> [Trecho citado]:
┄┄┄┄┄┄┄┄┄┄

A missão Trace Gas Orbiter, da Agência Espacial Europeia (ESA), detectou, pela primeira vez, luz visível do brilho noturno de Marte.

Esse efeito é bem conhecido na Terra e é fotografado por muitos astronautas. Ele era aguardado em Marte, contudo, nunca tinha sido visto em luz visível.

Brilho noturno

Essa emissão se deve à recombinação de átomos de oxigênio criados na atmosfera de verão e transportados pelos ventos para altas latitudes de inverno, em altitudes de 40 a 60 km na atmosfera marciana.

Lauriane Soret, da Universidade de Liège (Bélgica), coautora do estudo, em comunicado

Parte do oxigênio liberado do carbono vai até a região polar e, à noite, se recombina e emite brilho (Imagem: ESA)

Baseado em estimativa da Trace Gas Orbiter, o brilho pode ser brilhante o bastante para ser visto do chão em noites polares de inverno. Talvez, no futuro, novos astronautas poderão vê-lo, ou um robô explorador.

┄┄┄┄┄┄┄┄┄┄

> [Material de origem]:

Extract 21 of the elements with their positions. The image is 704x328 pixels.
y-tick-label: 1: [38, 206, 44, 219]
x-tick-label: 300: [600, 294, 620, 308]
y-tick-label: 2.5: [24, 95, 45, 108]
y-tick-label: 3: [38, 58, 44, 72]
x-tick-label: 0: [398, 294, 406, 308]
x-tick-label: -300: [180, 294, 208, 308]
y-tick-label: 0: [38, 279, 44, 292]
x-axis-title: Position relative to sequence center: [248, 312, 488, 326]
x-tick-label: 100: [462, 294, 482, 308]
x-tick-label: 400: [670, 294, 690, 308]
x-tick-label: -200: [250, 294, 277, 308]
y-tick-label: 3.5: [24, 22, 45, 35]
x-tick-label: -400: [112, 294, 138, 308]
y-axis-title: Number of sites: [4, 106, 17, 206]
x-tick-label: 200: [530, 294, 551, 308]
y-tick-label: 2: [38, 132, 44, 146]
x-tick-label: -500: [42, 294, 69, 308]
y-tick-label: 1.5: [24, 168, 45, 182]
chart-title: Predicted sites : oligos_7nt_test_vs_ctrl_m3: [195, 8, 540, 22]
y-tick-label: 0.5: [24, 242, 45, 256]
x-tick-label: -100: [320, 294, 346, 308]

┄┄┄┄┄┄┄┄┄┄

> [O que fazer]: Reproduza integralmente e sem nenhuma alteração o texto sobre o brilho noturno de Marte.

> [Resposta escrita]:
A missão Trace Gas Orbiter, da Agência Espacial Europeia (ESA), detectou, pela primeira vez, luz visível do brilho noturno de Marte.

Esse efeito é bem conhecido na Terra e é fotografado por muitos astronautas. Ele era aguardado em Marte, contudo, nunca tinha sido visto em luz visível.

Brilho noturno

Essa emissão se deve à recombinação de átomos de oxigênio criados na atmosfera de verão e transportados pelos ventos para altas latitudes de inverno, em altitudes de 40 a 60 km na atmosfera marciana.

Lauriane Soret, da Universidade de Liège (Bélgica), coautora do estudo, em comunicado

Parte do oxigênio liberado do carbono vai até a região polar e, à noite, se recombina e emite brilho (Imagem: ESA)

Baseado em estimativa da Trace Gas Orbiter, o brilho pode ser brilhante o bastante para ser visto do chão em noites polares de inverno. Talvez, no futuro, novos astronautas poderão vê-lo, ou um robô explorador.